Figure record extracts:
+ + + + +
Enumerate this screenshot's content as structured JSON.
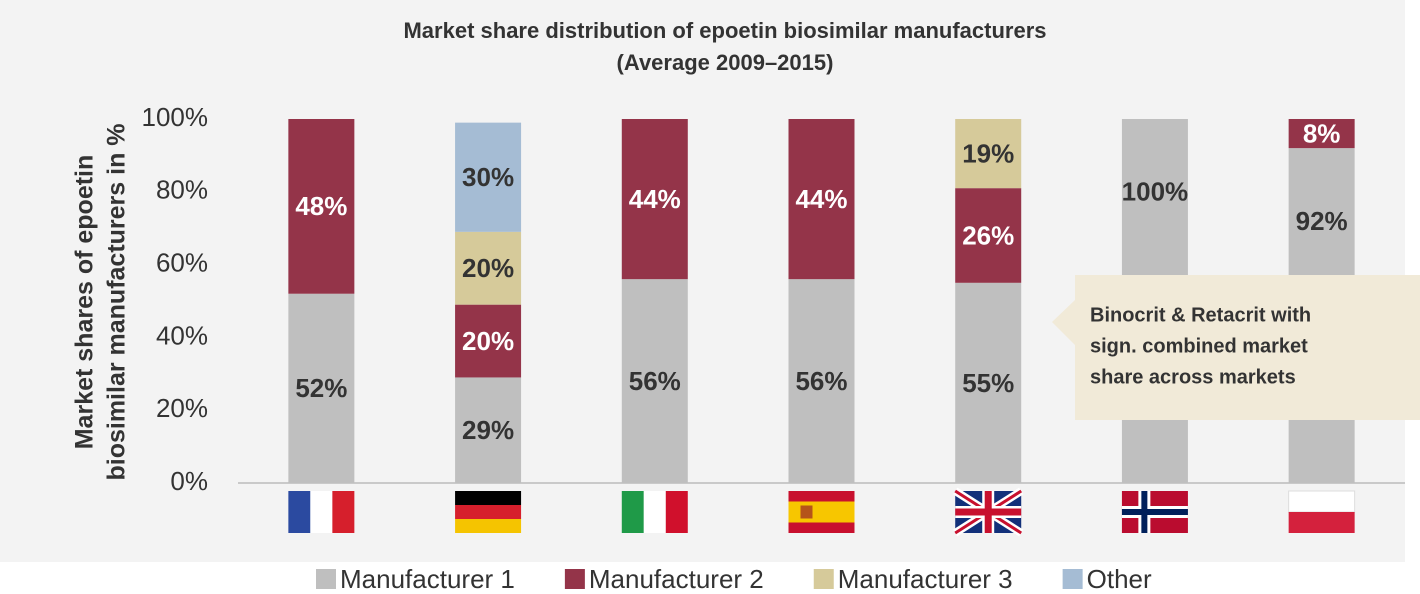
{
  "chart_data": {
    "type": "stacked_bar",
    "title": "Market share distribution of epoetin biosimilar manufacturers",
    "subtitle": "(Average 2009–2015)",
    "y_label": [
      "Market shares of epoetin",
      "biosimilar manufacturers in %"
    ],
    "categories": [
      null,
      null,
      null,
      null,
      null,
      null,
      null
    ],
    "series": [
      {
        "name": "Manufacturer 1",
        "color": "#bfbfbf",
        "label_color": "#333333",
        "values": [
          52,
          29,
          56,
          56,
          55,
          100,
          92
        ],
        "value_labels": [
          "52%",
          "29%",
          "56%",
          "56%",
          "55%",
          "100%",
          "92%"
        ]
      },
      {
        "name": "Manufacturer 2",
        "color": "#943449",
        "label_color": "#ffffff",
        "values": [
          48,
          20,
          44,
          44,
          26,
          null,
          8
        ],
        "value_labels": [
          "48%",
          "20%",
          "44%",
          "44%",
          "26%",
          null,
          "8%"
        ]
      },
      {
        "name": "Manufacturer 3",
        "color": "#d6ca9a",
        "label_color": "#333333",
        "values": [
          null,
          20,
          null,
          null,
          19,
          null,
          null
        ],
        "value_labels": [
          null,
          "20%",
          null,
          null,
          "19%",
          null,
          null
        ]
      },
      {
        "name": "Other",
        "color": "#a5bcd4",
        "label_color": "#333333",
        "values": [
          null,
          30,
          null,
          null,
          null,
          null,
          null
        ],
        "value_labels": [
          null,
          "30%",
          null,
          null,
          null,
          null,
          null
        ]
      }
    ],
    "ylim": [
      0,
      100
    ],
    "yticks": [
      {
        "value": 0,
        "label": "0%"
      },
      {
        "value": 20,
        "label": "20%"
      },
      {
        "value": 40,
        "label": "40%"
      },
      {
        "value": 60,
        "label": "60%"
      },
      {
        "value": 80,
        "label": "80%"
      },
      {
        "value": 100,
        "label": "100%"
      }
    ],
    "grid": false,
    "legend": "bottom",
    "annotation": [
      "Binocrit & Retacrit with",
      "sign. combined market",
      "share across markets"
    ]
  }
}
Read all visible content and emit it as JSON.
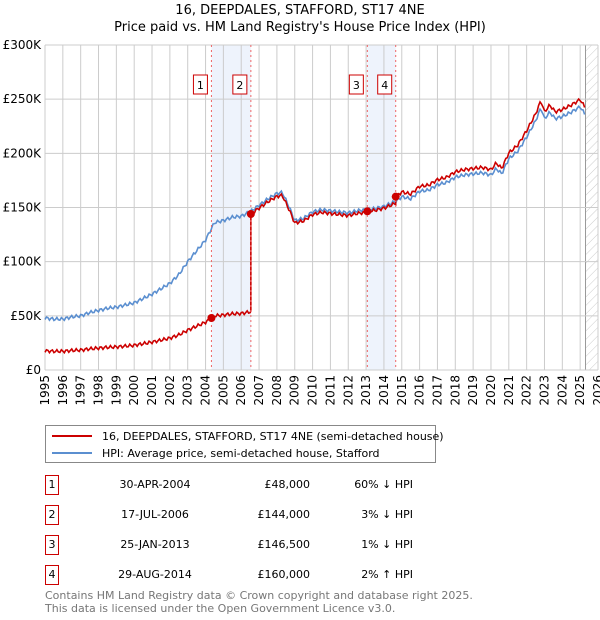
{
  "chart_data": {
    "type": "line",
    "title": "16, DEEPDALES, STAFFORD, ST17 4NE",
    "subtitle": "Price paid vs. HM Land Registry's House Price Index (HPI)",
    "xlim": [
      1995,
      2026
    ],
    "ylim": [
      0,
      300000
    ],
    "x_ticks": [
      "1995",
      "1996",
      "1997",
      "1998",
      "1999",
      "2000",
      "2001",
      "2002",
      "2003",
      "2004",
      "2005",
      "2006",
      "2007",
      "2008",
      "2009",
      "2010",
      "2011",
      "2012",
      "2013",
      "2014",
      "2015",
      "2016",
      "2017",
      "2018",
      "2019",
      "2020",
      "2021",
      "2022",
      "2023",
      "2024",
      "2025",
      "2026"
    ],
    "y_ticks": [
      {
        "v": 0,
        "label": "£0"
      },
      {
        "v": 50000,
        "label": "£50K"
      },
      {
        "v": 100000,
        "label": "£100K"
      },
      {
        "v": 150000,
        "label": "£150K"
      },
      {
        "v": 200000,
        "label": "£200K"
      },
      {
        "v": 250000,
        "label": "£250K"
      },
      {
        "v": 300000,
        "label": "£300K"
      }
    ],
    "grid": true,
    "forecast_start": 2025.3,
    "series": [
      {
        "name": "16, DEEPDALES, STAFFORD, ST17 4NE (semi-detached house)",
        "color": "#cc0000"
      },
      {
        "name": "HPI: Average price, semi-detached house, Stafford",
        "color": "#5b8fd0",
        "x": [
          1995,
          1995.5,
          1996,
          1996.5,
          1997,
          1997.5,
          1998,
          1998.5,
          1999,
          1999.5,
          2000,
          2000.5,
          2001,
          2001.5,
          2002,
          2002.5,
          2003,
          2003.5,
          2004,
          2004.5,
          2005,
          2005.5,
          2006,
          2006.5,
          2007,
          2007.5,
          2008,
          2008.3,
          2008.7,
          2009,
          2009.5,
          2010,
          2010.5,
          2011,
          2011.5,
          2012,
          2012.5,
          2013,
          2013.5,
          2014,
          2014.7,
          2015,
          2015.5,
          2016,
          2016.5,
          2017,
          2017.5,
          2018,
          2018.5,
          2019,
          2019.5,
          2020,
          2020.3,
          2020.6,
          2021,
          2021.5,
          2022,
          2022.5,
          2022.8,
          2023,
          2023.3,
          2023.6,
          2024,
          2024.5,
          2025,
          2025.3
        ],
        "y": [
          48000,
          47000,
          47000,
          49000,
          50000,
          53000,
          55000,
          57000,
          58000,
          60000,
          62000,
          66000,
          70000,
          75000,
          80000,
          88000,
          100000,
          110000,
          120000,
          136000,
          138000,
          141000,
          142000,
          146000,
          152000,
          158000,
          163000,
          164000,
          150000,
          138000,
          140000,
          146000,
          148000,
          147000,
          146000,
          145000,
          147000,
          148000,
          149000,
          151000,
          156000,
          160000,
          158000,
          165000,
          166000,
          171000,
          173000,
          178000,
          180000,
          181000,
          182000,
          180000,
          186000,
          181000,
          195000,
          202000,
          215000,
          230000,
          242000,
          232000,
          238000,
          232000,
          234000,
          238000,
          243000,
          235000
        ]
      },
      {
        "name": "sales"
      }
    ],
    "sales": [
      {
        "n": "1",
        "x": 2004.33,
        "date": "30-APR-2004",
        "price_value": 48000,
        "price": "£48,000",
        "hpi": "60% ↓ HPI"
      },
      {
        "n": "2",
        "x": 2006.54,
        "date": "17-JUL-2006",
        "price_value": 144000,
        "price": "£144,000",
        "hpi": "3% ↓ HPI"
      },
      {
        "n": "3",
        "x": 2013.07,
        "date": "25-JAN-2013",
        "price_value": 146500,
        "price": "£146,500",
        "hpi": "1% ↓ HPI"
      },
      {
        "n": "4",
        "x": 2014.66,
        "date": "29-AUG-2014",
        "price_value": 160000,
        "price": "£160,000",
        "hpi": "2% ↑ HPI"
      }
    ]
  },
  "legend": {
    "property": "16, DEEPDALES, STAFFORD, ST17 4NE (semi-detached house)",
    "hpi": "HPI: Average price, semi-detached house, Stafford"
  },
  "footer": {
    "line1": "Contains HM Land Registry data © Crown copyright and database right 2025.",
    "line2": "This data is licensed under the Open Government Licence v3.0."
  }
}
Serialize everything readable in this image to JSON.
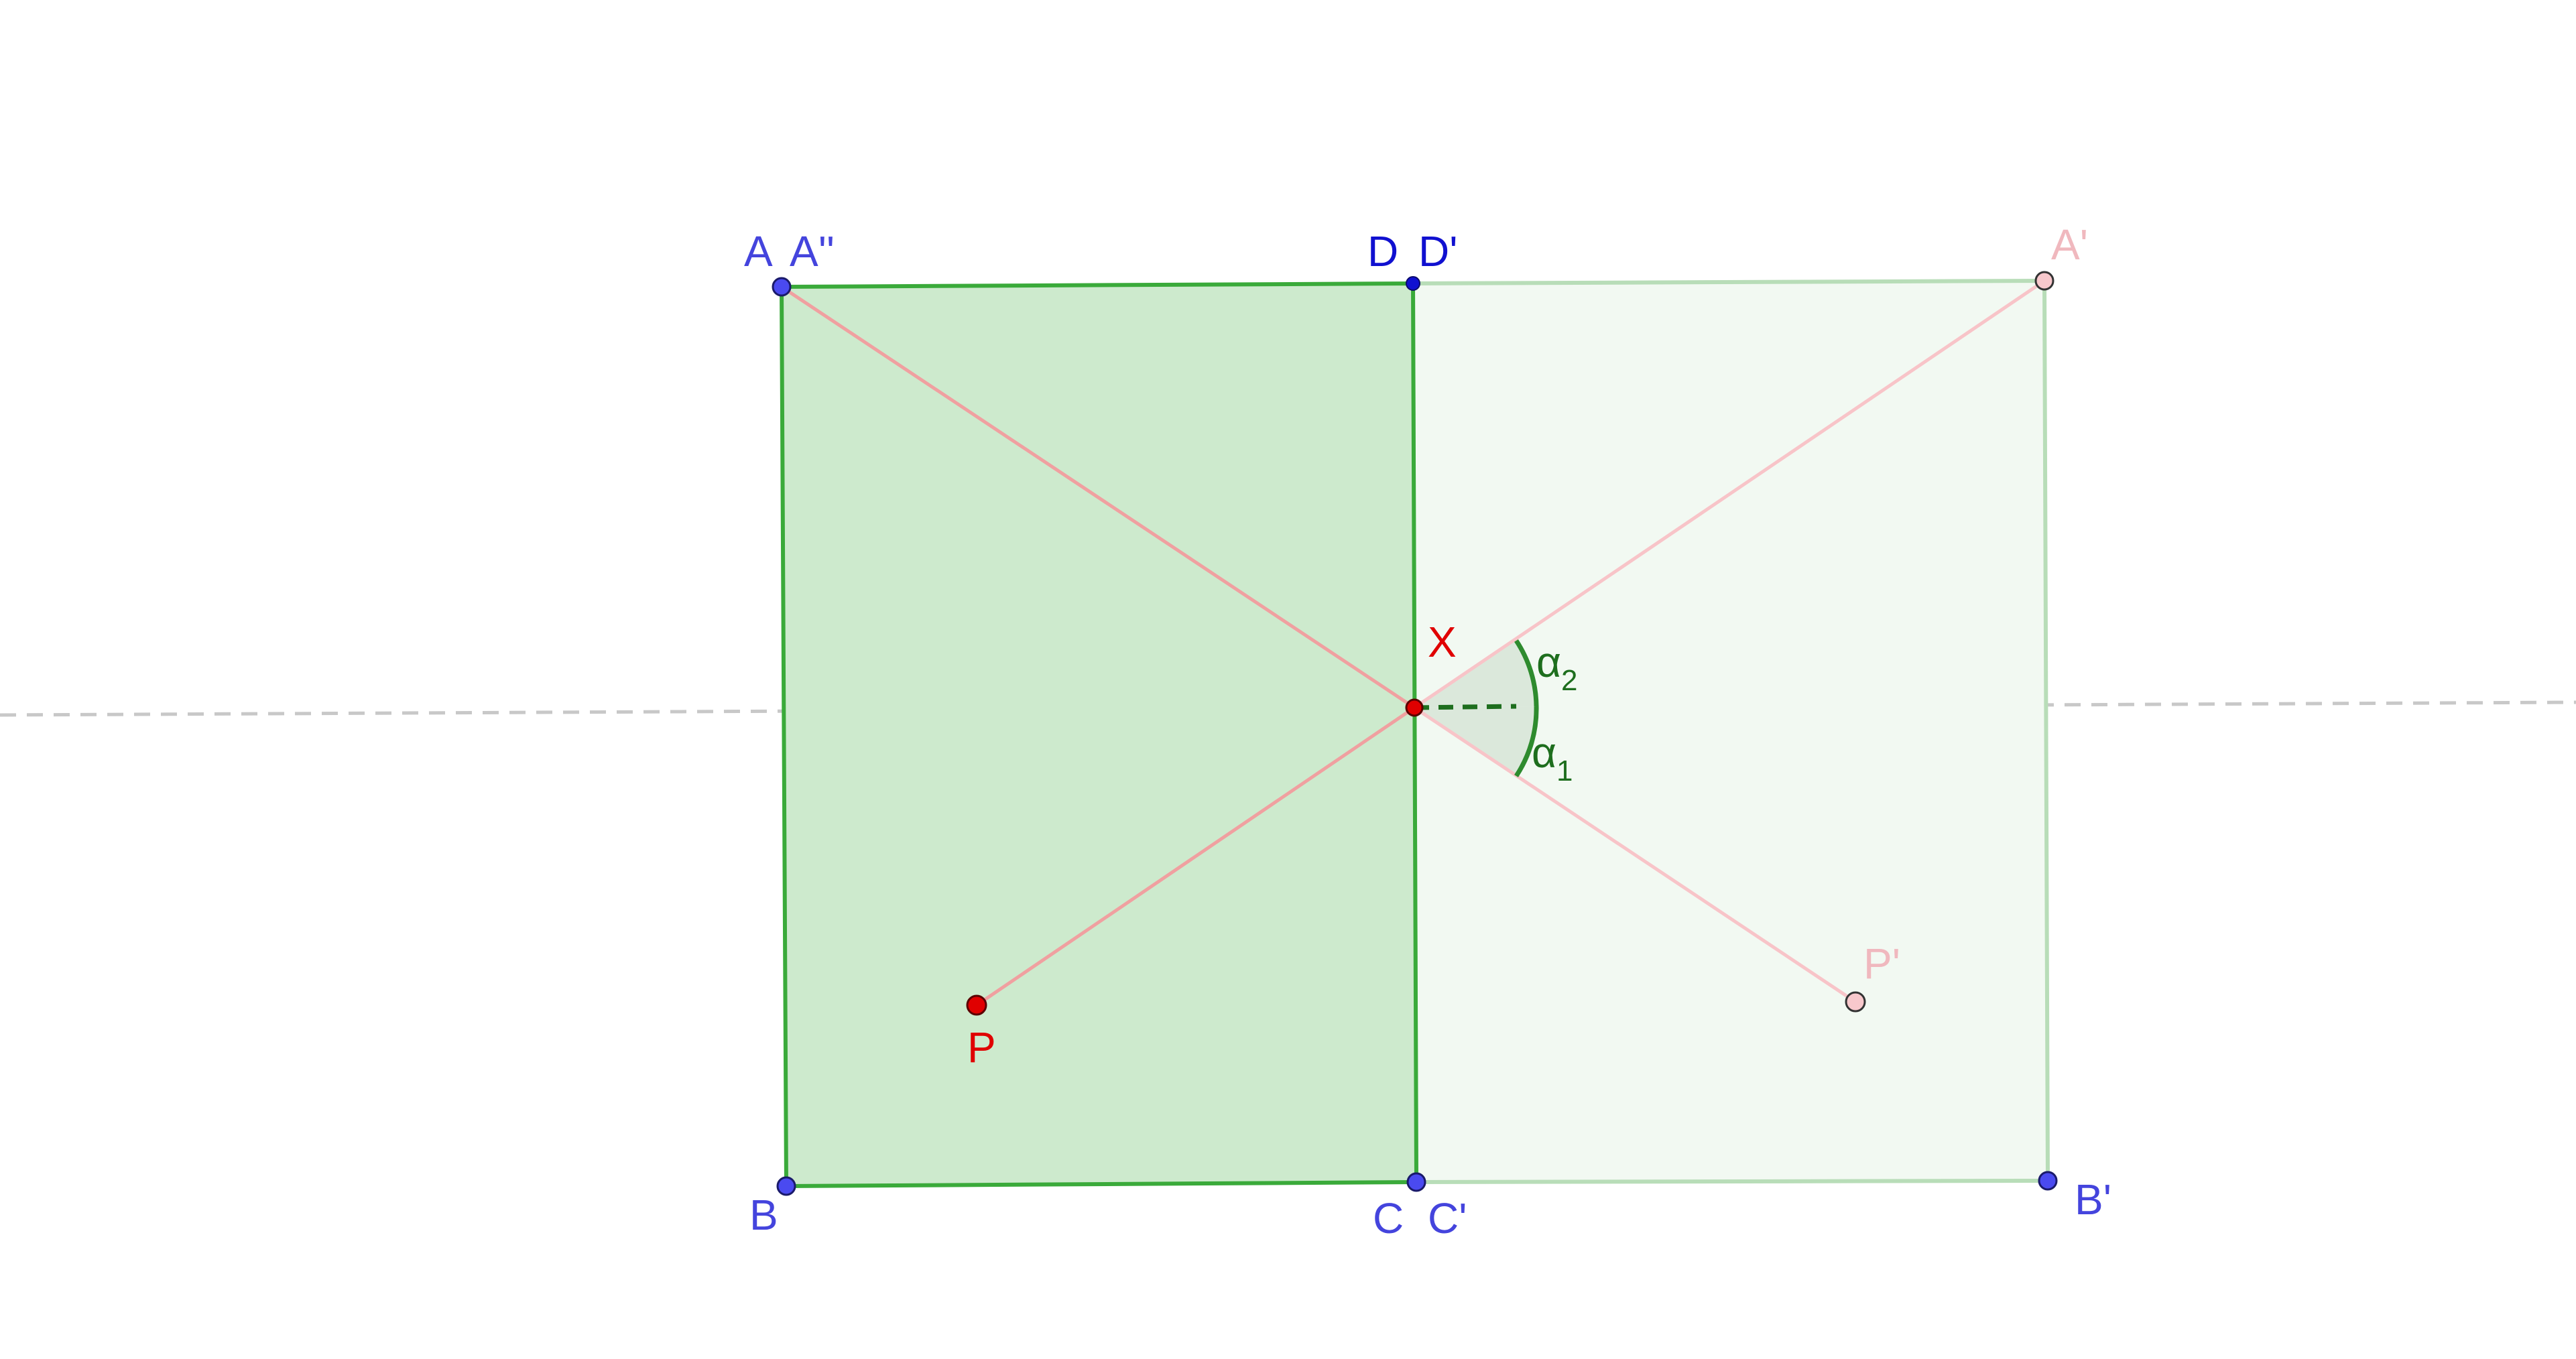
{
  "colors": {
    "rect_fill": "#cdeacd",
    "rect_stroke": "#3aaa3a",
    "reflected_fill": "#f2f9f2",
    "reflected_stroke": "#b8ddb8",
    "ray": "#f0a0a0",
    "ray_reflected": "#f8c4c8",
    "mirror_line": "#c8c8c8",
    "point_blue": "#4a4af0",
    "point_red": "#e00000",
    "point_pink": "#f8c8cc",
    "label_blue": "#4444dd",
    "label_red": "#e00000",
    "label_pink": "#f0b8be",
    "angle_green": "#2e8b2e",
    "angle_fill": "#d4e4d4"
  },
  "labels": {
    "A": "A",
    "A2": "A''",
    "D": "D",
    "D1": "D'",
    "A1": "A'",
    "X": "X",
    "alpha": "α",
    "alpha2_sub": "2",
    "alpha1_sub": "1",
    "P1": "P'",
    "P": "P",
    "B": "B",
    "C": "C",
    "C1": "C'",
    "B1": "B'"
  }
}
+ + + + +
◆ What you need to do
All the records above need to be given again word for word. Skip the pictures.

◆ The result
Enumerate this screenshot's content as structured JSON.
{
  "chart_data": {
    "type": "stacked_bar",
    "title": "Market share distribution of epoetin biosimilar manufacturers",
    "subtitle": "(Average 2009–2015)",
    "y_label": [
      "Market shares of epoetin",
      "biosimilar manufacturers in %"
    ],
    "categories": [
      null,
      null,
      null,
      null,
      null,
      null,
      null
    ],
    "series": [
      {
        "name": "Manufacturer 1",
        "color": "#bfbfbf",
        "label_color": "#333333",
        "values": [
          52,
          29,
          56,
          56,
          55,
          100,
          92
        ],
        "value_labels": [
          "52%",
          "29%",
          "56%",
          "56%",
          "55%",
          "100%",
          "92%"
        ]
      },
      {
        "name": "Manufacturer 2",
        "color": "#943449",
        "label_color": "#ffffff",
        "values": [
          48,
          20,
          44,
          44,
          26,
          null,
          8
        ],
        "value_labels": [
          "48%",
          "20%",
          "44%",
          "44%",
          "26%",
          null,
          "8%"
        ]
      },
      {
        "name": "Manufacturer 3",
        "color": "#d6ca9a",
        "label_color": "#333333",
        "values": [
          null,
          20,
          null,
          null,
          19,
          null,
          null
        ],
        "value_labels": [
          null,
          "20%",
          null,
          null,
          "19%",
          null,
          null
        ]
      },
      {
        "name": "Other",
        "color": "#a5bcd4",
        "label_color": "#333333",
        "values": [
          null,
          30,
          null,
          null,
          null,
          null,
          null
        ],
        "value_labels": [
          null,
          "30%",
          null,
          null,
          null,
          null,
          null
        ]
      }
    ],
    "ylim": [
      0,
      100
    ],
    "yticks": [
      {
        "value": 0,
        "label": "0%"
      },
      {
        "value": 20,
        "label": "20%"
      },
      {
        "value": 40,
        "label": "40%"
      },
      {
        "value": 60,
        "label": "60%"
      },
      {
        "value": 80,
        "label": "80%"
      },
      {
        "value": 100,
        "label": "100%"
      }
    ],
    "grid": false,
    "legend": "bottom",
    "annotation": [
      "Binocrit & Retacrit with",
      "sign. combined market",
      "share across markets"
    ]
  }
}
Read all visible content and emit it as JSON.
{
  "chart_data": {
    "type": "line",
    "title": "16, DEEPDALES, STAFFORD, ST17 4NE",
    "subtitle": "Price paid vs. HM Land Registry's House Price Index (HPI)",
    "xlim": [
      1995,
      2026
    ],
    "ylim": [
      0,
      300000
    ],
    "x_ticks": [
      "1995",
      "1996",
      "1997",
      "1998",
      "1999",
      "2000",
      "2001",
      "2002",
      "2003",
      "2004",
      "2005",
      "2006",
      "2007",
      "2008",
      "2009",
      "2010",
      "2011",
      "2012",
      "2013",
      "2014",
      "2015",
      "2016",
      "2017",
      "2018",
      "2019",
      "2020",
      "2021",
      "2022",
      "2023",
      "2024",
      "2025",
      "2026"
    ],
    "y_ticks": [
      {
        "v": 0,
        "label": "£0"
      },
      {
        "v": 50000,
        "label": "£50K"
      },
      {
        "v": 100000,
        "label": "£100K"
      },
      {
        "v": 150000,
        "label": "£150K"
      },
      {
        "v": 200000,
        "label": "£200K"
      },
      {
        "v": 250000,
        "label": "£250K"
      },
      {
        "v": 300000,
        "label": "£300K"
      }
    ],
    "grid": true,
    "forecast_start": 2025.3,
    "series": [
      {
        "name": "16, DEEPDALES, STAFFORD, ST17 4NE (semi-detached house)",
        "color": "#cc0000"
      },
      {
        "name": "HPI: Average price, semi-detached house, Stafford",
        "color": "#5b8fd0",
        "x": [
          1995,
          1995.5,
          1996,
          1996.5,
          1997,
          1997.5,
          1998,
          1998.5,
          1999,
          1999.5,
          2000,
          2000.5,
          2001,
          2001.5,
          2002,
          2002.5,
          2003,
          2003.5,
          2004,
          2004.5,
          2005,
          2005.5,
          2006,
          2006.5,
          2007,
          2007.5,
          2008,
          2008.3,
          2008.7,
          2009,
          2009.5,
          2010,
          2010.5,
          2011,
          2011.5,
          2012,
          2012.5,
          2013,
          2013.5,
          2014,
          2014.7,
          2015,
          2015.5,
          2016,
          2016.5,
          2017,
          2017.5,
          2018,
          2018.5,
          2019,
          2019.5,
          2020,
          2020.3,
          2020.6,
          2021,
          2021.5,
          2022,
          2022.5,
          2022.8,
          2023,
          2023.3,
          2023.6,
          2024,
          2024.5,
          2025,
          2025.3
        ],
        "y": [
          48000,
          47000,
          47000,
          49000,
          50000,
          53000,
          55000,
          57000,
          58000,
          60000,
          62000,
          66000,
          70000,
          75000,
          80000,
          88000,
          100000,
          110000,
          120000,
          136000,
          138000,
          141000,
          142000,
          146000,
          152000,
          158000,
          163000,
          164000,
          150000,
          138000,
          140000,
          146000,
          148000,
          147000,
          146000,
          145000,
          147000,
          148000,
          149000,
          151000,
          156000,
          160000,
          158000,
          165000,
          166000,
          171000,
          173000,
          178000,
          180000,
          181000,
          182000,
          180000,
          186000,
          181000,
          195000,
          202000,
          215000,
          230000,
          242000,
          232000,
          238000,
          232000,
          234000,
          238000,
          243000,
          235000
        ]
      },
      {
        "name": "sales"
      }
    ],
    "sales": [
      {
        "n": "1",
        "x": 2004.33,
        "date": "30-APR-2004",
        "price_value": 48000,
        "price": "£48,000",
        "hpi": "60% ↓ HPI"
      },
      {
        "n": "2",
        "x": 2006.54,
        "date": "17-JUL-2006",
        "price_value": 144000,
        "price": "£144,000",
        "hpi": "3% ↓ HPI"
      },
      {
        "n": "3",
        "x": 2013.07,
        "date": "25-JAN-2013",
        "price_value": 146500,
        "price": "£146,500",
        "hpi": "1% ↓ HPI"
      },
      {
        "n": "4",
        "x": 2014.66,
        "date": "29-AUG-2014",
        "price_value": 160000,
        "price": "£160,000",
        "hpi": "2% ↑ HPI"
      }
    ]
  },
  "legend": {
    "property": "16, DEEPDALES, STAFFORD, ST17 4NE (semi-detached house)",
    "hpi": "HPI: Average price, semi-detached house, Stafford"
  },
  "footer": {
    "line1": "Contains HM Land Registry data © Crown copyright and database right 2025.",
    "line2": "This data is licensed under the Open Government Licence v3.0."
  }
}
Serialize everything readable in this image to JSON.
{
  "colors": {
    "rect_fill": "#cdeacd",
    "rect_stroke": "#3aaa3a",
    "reflected_fill": "#f2f9f2",
    "reflected_stroke": "#b8ddb8",
    "ray": "#f0a0a0",
    "ray_reflected": "#f8c4c8",
    "mirror_line": "#c8c8c8",
    "point_blue": "#4a4af0",
    "point_red": "#e00000",
    "point_pink": "#f8c8cc",
    "label_blue": "#4444dd",
    "label_red": "#e00000",
    "label_pink": "#f0b8be",
    "angle_green": "#2e8b2e",
    "angle_fill": "#d4e4d4"
  },
  "labels": {
    "A": "A",
    "A2": "A''",
    "D": "D",
    "D1": "D'",
    "A1": "A'",
    "X": "X",
    "alpha": "α",
    "alpha2_sub": "2",
    "alpha1_sub": "1",
    "P1": "P'",
    "P": "P",
    "B": "B",
    "C": "C",
    "C1": "C'",
    "B1": "B'"
  }
}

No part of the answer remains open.